Stored records
※

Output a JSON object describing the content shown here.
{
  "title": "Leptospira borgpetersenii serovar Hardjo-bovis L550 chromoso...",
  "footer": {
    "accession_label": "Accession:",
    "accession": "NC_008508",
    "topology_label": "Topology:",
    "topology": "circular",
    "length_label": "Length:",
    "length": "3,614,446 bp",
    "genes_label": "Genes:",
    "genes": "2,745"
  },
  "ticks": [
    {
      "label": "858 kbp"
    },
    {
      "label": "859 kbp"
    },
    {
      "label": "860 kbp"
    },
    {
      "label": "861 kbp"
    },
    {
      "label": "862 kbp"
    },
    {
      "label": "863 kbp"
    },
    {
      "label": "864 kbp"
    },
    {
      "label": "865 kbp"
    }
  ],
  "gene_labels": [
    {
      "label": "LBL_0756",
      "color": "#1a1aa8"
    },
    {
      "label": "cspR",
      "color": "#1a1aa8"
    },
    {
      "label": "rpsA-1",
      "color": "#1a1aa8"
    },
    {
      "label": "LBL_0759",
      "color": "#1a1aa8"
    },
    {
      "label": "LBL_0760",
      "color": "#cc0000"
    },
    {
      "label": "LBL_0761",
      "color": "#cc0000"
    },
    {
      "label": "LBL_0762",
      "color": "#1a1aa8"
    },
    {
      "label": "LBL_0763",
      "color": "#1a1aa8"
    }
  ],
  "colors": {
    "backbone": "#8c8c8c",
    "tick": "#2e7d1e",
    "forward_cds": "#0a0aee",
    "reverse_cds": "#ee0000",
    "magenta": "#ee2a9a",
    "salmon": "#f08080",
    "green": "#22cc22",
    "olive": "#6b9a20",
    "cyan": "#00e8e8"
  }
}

※

## Task instructions
The entries above must be retyped exactly, down to the last character.

## Result below
Output a JSON object describing the content shown here.
{
  "title": "Leptospira borgpetersenii serovar Hardjo-bovis L550 chromoso...",
  "footer": {
    "accession_label": "Accession:",
    "accession": "NC_008508",
    "topology_label": "Topology:",
    "topology": "circular",
    "length_label": "Length:",
    "length": "3,614,446 bp",
    "genes_label": "Genes:",
    "genes": "2,745"
  },
  "ticks": [
    {
      "label": "858 kbp"
    },
    {
      "label": "859 kbp"
    },
    {
      "label": "860 kbp"
    },
    {
      "label": "861 kbp"
    },
    {
      "label": "862 kbp"
    },
    {
      "label": "863 kbp"
    },
    {
      "label": "864 kbp"
    },
    {
      "label": "865 kbp"
    }
  ],
  "gene_labels": [
    {
      "label": "LBL_0756",
      "color": "#1a1aa8"
    },
    {
      "label": "cspR",
      "color": "#1a1aa8"
    },
    {
      "label": "rpsA-1",
      "color": "#1a1aa8"
    },
    {
      "label": "LBL_0759",
      "color": "#1a1aa8"
    },
    {
      "label": "LBL_0760",
      "color": "#cc0000"
    },
    {
      "label": "LBL_0761",
      "color": "#cc0000"
    },
    {
      "label": "LBL_0762",
      "color": "#1a1aa8"
    },
    {
      "label": "LBL_0763",
      "color": "#1a1aa8"
    }
  ],
  "colors": {
    "backbone": "#8c8c8c",
    "tick": "#2e7d1e",
    "forward_cds": "#0a0aee",
    "reverse_cds": "#ee0000",
    "magenta": "#ee2a9a",
    "salmon": "#f08080",
    "green": "#22cc22",
    "olive": "#6b9a20",
    "cyan": "#00e8e8"
  }
}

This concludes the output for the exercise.